Voci da una fonte di dati:
━━━━━━━━━━

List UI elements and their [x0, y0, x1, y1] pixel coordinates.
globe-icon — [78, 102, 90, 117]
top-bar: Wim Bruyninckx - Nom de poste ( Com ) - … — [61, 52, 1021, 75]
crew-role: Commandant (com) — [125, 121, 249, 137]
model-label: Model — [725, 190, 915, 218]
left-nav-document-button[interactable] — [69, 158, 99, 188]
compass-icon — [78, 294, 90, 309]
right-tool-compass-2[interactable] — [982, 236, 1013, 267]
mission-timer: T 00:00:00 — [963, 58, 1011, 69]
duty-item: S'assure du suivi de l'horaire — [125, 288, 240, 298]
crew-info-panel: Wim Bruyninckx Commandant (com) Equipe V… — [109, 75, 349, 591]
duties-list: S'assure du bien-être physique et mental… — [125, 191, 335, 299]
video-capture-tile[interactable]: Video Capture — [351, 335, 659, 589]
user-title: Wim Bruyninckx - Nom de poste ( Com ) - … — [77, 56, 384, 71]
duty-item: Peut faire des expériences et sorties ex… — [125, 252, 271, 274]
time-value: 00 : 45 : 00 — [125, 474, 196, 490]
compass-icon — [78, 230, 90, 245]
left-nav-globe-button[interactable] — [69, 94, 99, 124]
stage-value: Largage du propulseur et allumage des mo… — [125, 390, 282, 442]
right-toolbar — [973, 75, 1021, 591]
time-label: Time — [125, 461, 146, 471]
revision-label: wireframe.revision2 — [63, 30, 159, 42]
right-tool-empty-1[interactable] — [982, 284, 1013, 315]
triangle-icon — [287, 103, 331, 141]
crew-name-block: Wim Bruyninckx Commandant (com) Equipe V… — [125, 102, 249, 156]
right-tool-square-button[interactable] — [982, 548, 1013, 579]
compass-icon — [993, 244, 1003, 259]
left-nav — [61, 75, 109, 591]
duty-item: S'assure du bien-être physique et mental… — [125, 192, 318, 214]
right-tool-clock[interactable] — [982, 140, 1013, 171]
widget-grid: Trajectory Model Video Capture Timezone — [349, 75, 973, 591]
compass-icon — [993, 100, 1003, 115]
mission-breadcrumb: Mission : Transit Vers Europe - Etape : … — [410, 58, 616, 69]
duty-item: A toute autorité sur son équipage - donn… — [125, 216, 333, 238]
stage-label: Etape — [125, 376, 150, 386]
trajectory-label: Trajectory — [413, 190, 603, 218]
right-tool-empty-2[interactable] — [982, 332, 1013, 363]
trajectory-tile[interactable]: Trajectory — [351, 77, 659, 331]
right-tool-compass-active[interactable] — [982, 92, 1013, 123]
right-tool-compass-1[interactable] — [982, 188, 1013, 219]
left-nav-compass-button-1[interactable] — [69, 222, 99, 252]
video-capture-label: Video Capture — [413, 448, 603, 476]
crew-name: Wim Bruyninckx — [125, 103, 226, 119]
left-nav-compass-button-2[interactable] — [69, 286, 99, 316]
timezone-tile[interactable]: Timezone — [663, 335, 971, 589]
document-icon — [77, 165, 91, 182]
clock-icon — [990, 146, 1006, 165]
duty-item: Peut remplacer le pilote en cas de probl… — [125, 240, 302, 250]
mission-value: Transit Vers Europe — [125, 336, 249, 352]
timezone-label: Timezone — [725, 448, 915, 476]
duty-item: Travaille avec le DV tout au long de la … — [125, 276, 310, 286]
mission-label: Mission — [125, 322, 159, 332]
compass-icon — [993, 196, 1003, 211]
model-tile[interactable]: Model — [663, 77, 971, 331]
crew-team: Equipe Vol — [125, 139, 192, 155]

━━━━━━━━━━

#### OBIETTIVO:
Restituisci tutte le righe dei dati qui sopra, identiche e senza alcuna modifica.

#### RISPOSTA:
List UI elements and their [x0, y0, x1, y1] pixel coordinates.
globe-icon — [78, 102, 90, 117]
top-bar: Wim Bruyninckx - Nom de poste ( Com ) - … — [61, 52, 1021, 75]
crew-role: Commandant (com) — [125, 121, 249, 137]
model-label: Model — [725, 190, 915, 218]
left-nav-document-button[interactable] — [69, 158, 99, 188]
compass-icon — [78, 294, 90, 309]
right-tool-compass-2[interactable] — [982, 236, 1013, 267]
mission-timer: T 00:00:00 — [963, 58, 1011, 69]
duty-item: S'assure du suivi de l'horaire — [125, 288, 240, 298]
crew-info-panel: Wim Bruyninckx Commandant (com) Equipe V… — [109, 75, 349, 591]
duties-list: S'assure du bien-être physique et mental… — [125, 191, 335, 299]
video-capture-tile[interactable]: Video Capture — [351, 335, 659, 589]
user-title: Wim Bruyninckx - Nom de poste ( Com ) - … — [77, 56, 384, 71]
duty-item: Peut faire des expériences et sorties ex… — [125, 252, 271, 274]
time-value: 00 : 45 : 00 — [125, 474, 196, 490]
compass-icon — [78, 230, 90, 245]
left-nav-globe-button[interactable] — [69, 94, 99, 124]
stage-value: Largage du propulseur et allumage des mo… — [125, 390, 282, 442]
right-toolbar — [973, 75, 1021, 591]
time-label: Time — [125, 461, 146, 471]
revision-label: wireframe.revision2 — [63, 30, 159, 42]
right-tool-empty-1[interactable] — [982, 284, 1013, 315]
triangle-icon — [287, 103, 331, 141]
crew-name-block: Wim Bruyninckx Commandant (com) Equipe V… — [125, 102, 249, 156]
right-tool-square-button[interactable] — [982, 548, 1013, 579]
compass-icon — [993, 244, 1003, 259]
left-nav — [61, 75, 109, 591]
duty-item: S'assure du bien-être physique et mental… — [125, 192, 318, 214]
right-tool-clock[interactable] — [982, 140, 1013, 171]
widget-grid: Trajectory Model Video Capture Timezone — [349, 75, 973, 591]
compass-icon — [993, 100, 1003, 115]
mission-breadcrumb: Mission : Transit Vers Europe - Etape : … — [410, 58, 616, 69]
duty-item: A toute autorité sur son équipage - donn… — [125, 216, 333, 238]
stage-label: Etape — [125, 376, 150, 386]
trajectory-label: Trajectory — [413, 190, 603, 218]
right-tool-empty-2[interactable] — [982, 332, 1013, 363]
trajectory-tile[interactable]: Trajectory — [351, 77, 659, 331]
right-tool-compass-active[interactable] — [982, 92, 1013, 123]
right-tool-compass-1[interactable] — [982, 188, 1013, 219]
left-nav-compass-button-1[interactable] — [69, 222, 99, 252]
video-capture-label: Video Capture — [413, 448, 603, 476]
crew-name: Wim Bruyninckx — [125, 103, 226, 119]
left-nav-compass-button-2[interactable] — [69, 286, 99, 316]
timezone-tile[interactable]: Timezone — [663, 335, 971, 589]
document-icon — [77, 165, 91, 182]
clock-icon — [990, 146, 1006, 165]
duty-item: Peut remplacer le pilote en cas de probl… — [125, 240, 302, 250]
mission-value: Transit Vers Europe — [125, 336, 249, 352]
timezone-label: Timezone — [725, 448, 915, 476]
duty-item: Travaille avec le DV tout au long de la … — [125, 276, 310, 286]
mission-label: Mission — [125, 322, 159, 332]
compass-icon — [993, 196, 1003, 211]
model-tile[interactable]: Model — [663, 77, 971, 331]
crew-team: Equipe Vol — [125, 139, 192, 155]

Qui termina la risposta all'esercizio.